- _Exercise material_:
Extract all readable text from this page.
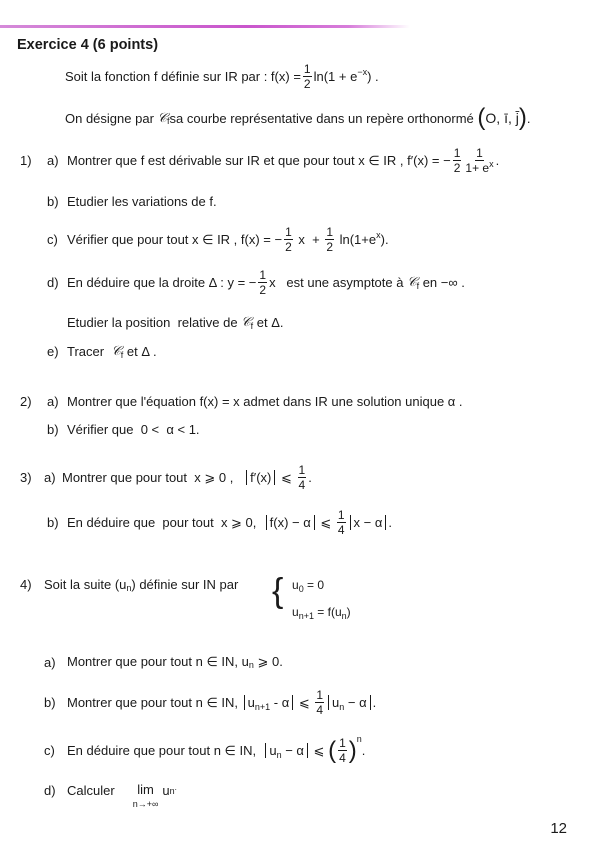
Exercice 4 (6 points)
Soit la fonction f définie sur IR par : $f(x) = \frac{1}{2} \ln(1 + e -x$ ) .
On désigne par
𝒞 f sa courbe représentative dans un repère orthonormé
( O, ī, j̄ ) .
1)	a) Montrer que f est dérivable sur IR et que pour tout x ∈ IR , f′(x) = − $\frac{1}{2} \frac{1}{1+ e^x}$ .
b) Etudier les variations de f.
c) Vérifier que pour tout x ∈ IR , f(x) = − $\frac{1}{2}$ $x + \frac{1}{2} \ln(1+e$ x ).
d) En déduire que la droite Δ : y = − $\frac{1}{2}$ x   est une asymptote à 𝒞 f en −∞ .
Etudier la position  relative de 𝒞 f et Δ.
e) Tracer 𝒞 f et Δ .
2)	a) Montrer que l'équation f(x) = x admet dans IR une solution unique α .
b) Vérifier que  0 <  α < 1.
3) a) Montrer que pour tout  x ⩾ 0 , f′(x) ⩽ $\frac{1}{4}$ .
b) En déduire que  pour tout  x ⩾ 0, f(x) − α ⩽ $\frac{1}{4}$ x − α .
4) Soit la suite (u n ) définie sur IN par { $u_0 = 0$
$u_{n+1} = f(u_n)$
a) Montrer que pour tout n ∈ IN, u n ⩾ 0.
b) Montrer que pour tout n ∈ IN, $u_{n+1}$ - α ⩽ $\frac{1}{4} u_n - \alpha$ .
c) En déduire que pour tout n ∈ IN, $u_n - \alpha$ ⩽ ( $\frac{1}{4}$ ) n
.
d) Calculer lim
n→+∞
u n .
12
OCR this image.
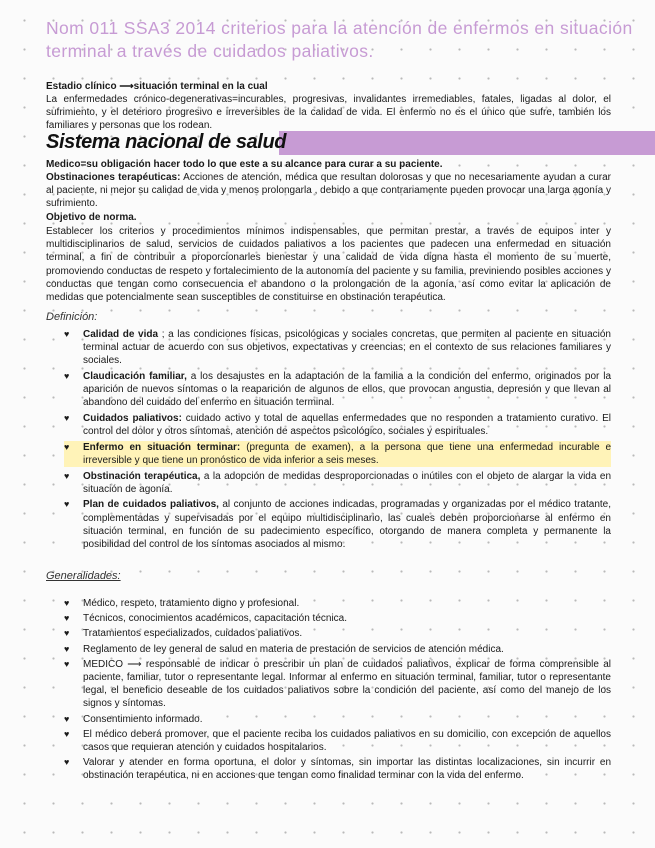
Nom 011 SSA3 2014 criterios para la atención de enfermos en situación terminal a través de cuidados paliativos.
Estadio clínico ⟶situación terminal en la cual
La enfermedades crónico-degenerativas=incurables, progresivas, invalidantes irremediables, fatales, ligadas al dolor, el sufrimiento, y el deterioro progresivo e irreversibles de la calidad de vida. El enfermo no es el único que sufre, también los familiares y personas que los rodean.
Sistema nacional de salud
Medico=su obligación hacer todo lo que este a su alcance para curar a su paciente.
Obstinaciones terapéuticas: Acciones de atención, médica que resultan dolorosas y que no necesariamente ayudan a curar al paciente, ni mejor su calidad de vida y menos prolongarla , debido a que contrariamente pueden provocar una larga agonía y sufrimiento.
Objetivo de norma.
Establecer los criterios y procedimientos mínimos indispensables, que permitan prestar, a través de equipos inter y multidisciplinarios de salud, servicios de cuidados paliativos a los pacientes que padecen una enfermedad en situación terminal, a fin de contribuir a proporcionarles bienestar y una calidad de vida digna hasta el momento de su muerte, promoviendo conductas de respeto y fortalecimiento de la autonomía del paciente y su familia, previniendo posibles acciones y conductas que tengan como consecuencia el abandono o la prolongación de la agonía, así como evitar la aplicación de medidas que potencialmente sean susceptibles de constituirse en obstinación terapéutica.
Definición:
♥ Calidad de vida ; a las condiciones físicas, psicológicas y sociales concretas, que permiten al paciente en situación terminal actuar de acuerdo con sus objetivos, expectativas y creencias; en el contexto de sus relaciones familiares y sociales.
♥ Claudicación familiar, a los desajustes en la adaptación de la familia a la condición del enfermo, originados por la aparición de nuevos síntomas o la reaparición de algunos de ellos, que provocan angustia, depresión y que llevan al abandono del cuidado del enfermo en situación terminal.
♥ Cuidados paliativos: cuidado activo y total de aquellas enfermedades que no responden a tratamiento curativo. El control del dolor y otros síntomas, atención de aspectos psicológico, sociales y espirituales.
♥ Enfermo en situación terminar: (pregunta de examen), a la persona que tiene una enfermedad incurable e irreversible y que tiene un pronóstico de vida inferior a seis meses.
♥ Obstinación terapéutica, a la adopción de medidas desproporcionadas o inútiles con el objeto de alargar la vida en situación de agonía.
♥ Plan de cuidados paliativos, al conjunto de acciones indicadas, programadas y organizadas por el médico tratante, complementadas y supervisadas por el equipo multidisciplinario, las cuales deben proporcionarse al enfermo en situación terminal, en función de su padecimiento específico, otorgando de manera completa y permanente la posibilidad del control de los síntomas asociados al mismo.
Generalidades:
♥ Médico, respeto, tratamiento digno y profesional.
♥ Técnicos, conocimientos académicos, capacitación técnica.
♥ Tratamientos especializados, cuidados paliativos.
♥ Reglamento de ley general de salud en materia de prestación de servicios de atención médica.
♥ MEDICO ⟶ responsable de indicar o prescribir un plan de cuidados paliativos, explicar de forma comprensible al paciente, familiar, tutor o representante legal. Informar al enfermo en situación terminal, familiar, tutor o representante legal, el beneficio deseable de los cuidados paliativos sobre la condición del paciente, así como del manejo de los signos y síntomas.
♥ Consentimiento informado.
♥ El médico deberá promover, que el paciente reciba los cuidados paliativos en su domicilio, con excepción de aquellos casos que requieran atención y cuidados hospitalarios.
♥ Valorar y atender en forma oportuna, el dolor y síntomas, sin importar las distintas localizaciones, sin incurrir en obstinación terapéutica, ni en acciones que tengan como finalidad terminar con la vida del enfermo.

- _Requirements_: Except for the pictures, copy the material above exactly.

- _Task result_:
Extract all readable text from this page.
Exercice 4 (6 points)
Soit la fonction f définie sur IR par : $f(x) = \frac{1}{2} \ln(1 + e -x$ ) .
On désigne par
𝒞 f sa courbe représentative dans un repère orthonormé
( O, ī, j̄ ) .
1)	a) Montrer que f est dérivable sur IR et que pour tout x ∈ IR , f′(x) = − $\frac{1}{2} \frac{1}{1+ e^x}$ .
b) Etudier les variations de f.
c) Vérifier que pour tout x ∈ IR , f(x) = − $\frac{1}{2}$ $x + \frac{1}{2} \ln(1+e$ x ).
d) En déduire que la droite Δ : y = − $\frac{1}{2}$ x   est une asymptote à 𝒞 f en −∞ .
Etudier la position  relative de 𝒞 f et Δ.
e) Tracer 𝒞 f et Δ .
2)	a) Montrer que l'équation f(x) = x admet dans IR une solution unique α .
b) Vérifier que  0 <  α < 1.
3) a) Montrer que pour tout  x ⩾ 0 , f′(x) ⩽ $\frac{1}{4}$ .
b) En déduire que  pour tout  x ⩾ 0, f(x) − α ⩽ $\frac{1}{4}$ x − α .
4) Soit la suite (u n ) définie sur IN par { $u_0 = 0$
$u_{n+1} = f(u_n)$
a) Montrer que pour tout n ∈ IN, u n ⩾ 0.
b) Montrer que pour tout n ∈ IN, $u_{n+1}$ - α ⩽ $\frac{1}{4} u_n - \alpha$ .
c) En déduire que pour tout n ∈ IN, $u_n - \alpha$ ⩽ ( $\frac{1}{4}$ ) n
.
d) Calculer lim
n→+∞
u n .
12
OCR this image.
Nom 011 SSA3 2014 criterios para la atención de enfermos en situación terminal a través de cuidados paliativos.
Estadio clínico ⟶situación terminal en la cual
La enfermedades crónico-degenerativas=incurables, progresivas, invalidantes irremediables, fatales, ligadas al dolor, el sufrimiento, y el deterioro progresivo e irreversibles de la calidad de vida. El enfermo no es el único que sufre, también los familiares y personas que los rodean.
Sistema nacional de salud
Medico=su obligación hacer todo lo que este a su alcance para curar a su paciente.
Obstinaciones terapéuticas: Acciones de atención, médica que resultan dolorosas y que no necesariamente ayudan a curar al paciente, ni mejor su calidad de vida y menos prolongarla , debido a que contrariamente pueden provocar una larga agonía y sufrimiento.
Objetivo de norma.
Establecer los criterios y procedimientos mínimos indispensables, que permitan prestar, a través de equipos inter y multidisciplinarios de salud, servicios de cuidados paliativos a los pacientes que padecen una enfermedad en situación terminal, a fin de contribuir a proporcionarles bienestar y una calidad de vida digna hasta el momento de su muerte, promoviendo conductas de respeto y fortalecimiento de la autonomía del paciente y su familia, previniendo posibles acciones y conductas que tengan como consecuencia el abandono o la prolongación de la agonía, así como evitar la aplicación de medidas que potencialmente sean susceptibles de constituirse en obstinación terapéutica.
Definición:
♥ Calidad de vida ; a las condiciones físicas, psicológicas y sociales concretas, que permiten al paciente en situación terminal actuar de acuerdo con sus objetivos, expectativas y creencias; en el contexto de sus relaciones familiares y sociales.
♥ Claudicación familiar, a los desajustes en la adaptación de la familia a la condición del enfermo, originados por la aparición de nuevos síntomas o la reaparición de algunos de ellos, que provocan angustia, depresión y que llevan al abandono del cuidado del enfermo en situación terminal.
♥ Cuidados paliativos: cuidado activo y total de aquellas enfermedades que no responden a tratamiento curativo. El control del dolor y otros síntomas, atención de aspectos psicológico, sociales y espirituales.
♥ Enfermo en situación terminar: (pregunta de examen), a la persona que tiene una enfermedad incurable e irreversible y que tiene un pronóstico de vida inferior a seis meses.
♥ Obstinación terapéutica, a la adopción de medidas desproporcionadas o inútiles con el objeto de alargar la vida en situación de agonía.
♥ Plan de cuidados paliativos, al conjunto de acciones indicadas, programadas y organizadas por el médico tratante, complementadas y supervisadas por el equipo multidisciplinario, las cuales deben proporcionarse al enfermo en situación terminal, en función de su padecimiento específico, otorgando de manera completa y permanente la posibilidad del control de los síntomas asociados al mismo.
Generalidades:
♥ Médico, respeto, tratamiento digno y profesional.
♥ Técnicos, conocimientos académicos, capacitación técnica.
♥ Tratamientos especializados, cuidados paliativos.
♥ Reglamento de ley general de salud en materia de prestación de servicios de atención médica.
♥ MEDICO ⟶ responsable de indicar o prescribir un plan de cuidados paliativos, explicar de forma comprensible al paciente, familiar, tutor o representante legal. Informar al enfermo en situación terminal, familiar, tutor o representante legal, el beneficio deseable de los cuidados paliativos sobre la condición del paciente, así como del manejo de los signos y síntomas.
♥ Consentimiento informado.
♥ El médico deberá promover, que el paciente reciba los cuidados paliativos en su domicilio, con excepción de aquellos casos que requieran atención y cuidados hospitalarios.
♥ Valorar y atender en forma oportuna, el dolor y síntomas, sin importar las distintas localizaciones, sin incurrir en obstinación terapéutica, ni en acciones que tengan como finalidad terminar con la vida del enfermo.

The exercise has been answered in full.